◆ Input rows ◆

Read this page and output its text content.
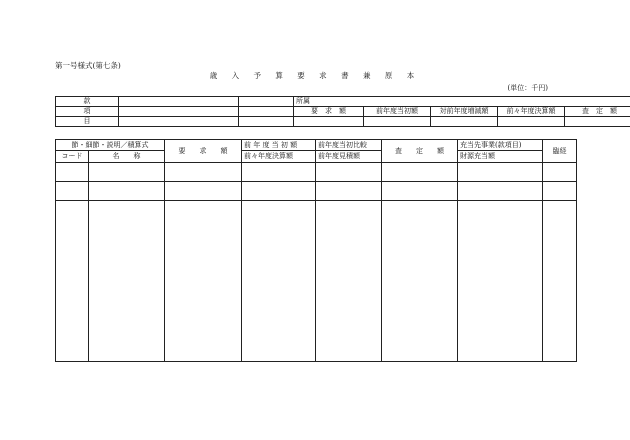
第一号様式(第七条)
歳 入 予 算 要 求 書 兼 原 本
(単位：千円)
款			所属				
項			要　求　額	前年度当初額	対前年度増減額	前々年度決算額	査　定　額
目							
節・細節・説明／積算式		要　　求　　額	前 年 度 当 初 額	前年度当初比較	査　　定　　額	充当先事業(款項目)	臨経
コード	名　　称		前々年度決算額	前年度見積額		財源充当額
==
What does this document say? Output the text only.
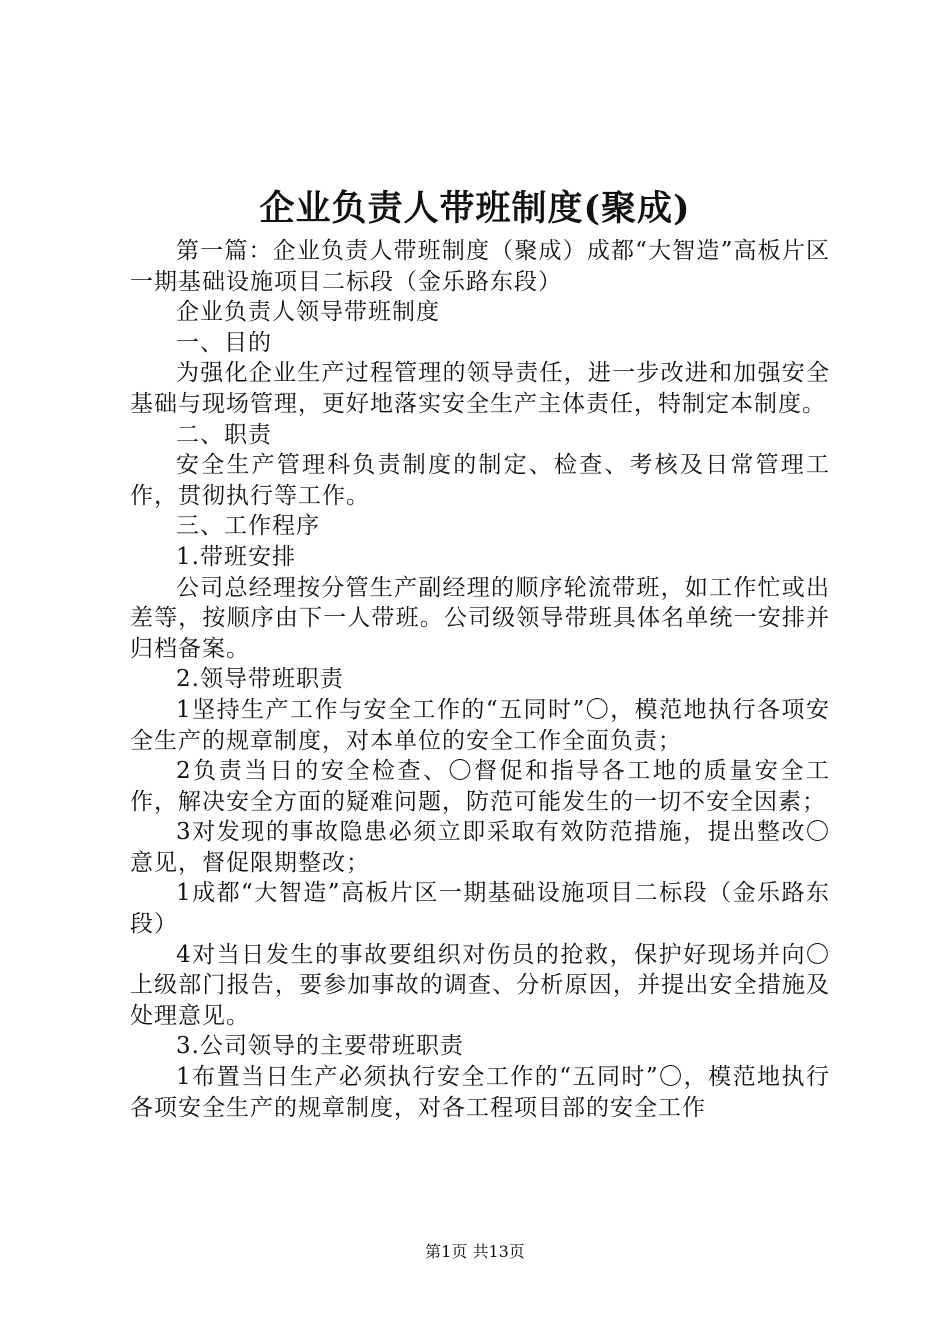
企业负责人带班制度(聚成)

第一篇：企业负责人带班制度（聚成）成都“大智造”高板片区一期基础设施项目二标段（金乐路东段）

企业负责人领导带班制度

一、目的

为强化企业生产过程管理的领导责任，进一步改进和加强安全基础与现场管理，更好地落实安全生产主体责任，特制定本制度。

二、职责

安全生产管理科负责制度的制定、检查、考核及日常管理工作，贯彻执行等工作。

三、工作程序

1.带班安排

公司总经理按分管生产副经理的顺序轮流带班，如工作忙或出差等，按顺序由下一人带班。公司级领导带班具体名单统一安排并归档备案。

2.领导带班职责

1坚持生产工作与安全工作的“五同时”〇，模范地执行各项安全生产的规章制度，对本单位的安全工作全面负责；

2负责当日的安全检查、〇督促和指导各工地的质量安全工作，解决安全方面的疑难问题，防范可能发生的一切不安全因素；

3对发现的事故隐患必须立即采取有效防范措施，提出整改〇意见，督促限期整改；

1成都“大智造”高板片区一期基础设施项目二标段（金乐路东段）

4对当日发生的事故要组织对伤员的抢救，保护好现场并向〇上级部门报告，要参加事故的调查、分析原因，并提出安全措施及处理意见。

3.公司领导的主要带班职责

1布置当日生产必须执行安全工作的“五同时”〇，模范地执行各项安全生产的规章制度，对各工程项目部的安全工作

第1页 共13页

◆ Description of the task ◆
Extract, from the material above, each line holding the word "模范地执行各项安全生产的规章制度".

◆ Worked solution ◆
1坚持生产工作与安全工作的“五同时”〇，模范地执行各项安全生产的规章制度，对本单位的安全工作全面负责；
1布置当日生产必须执行安全工作的“五同时”〇，模范地执行各项安全生产的规章制度，对各工程项目部的安全工作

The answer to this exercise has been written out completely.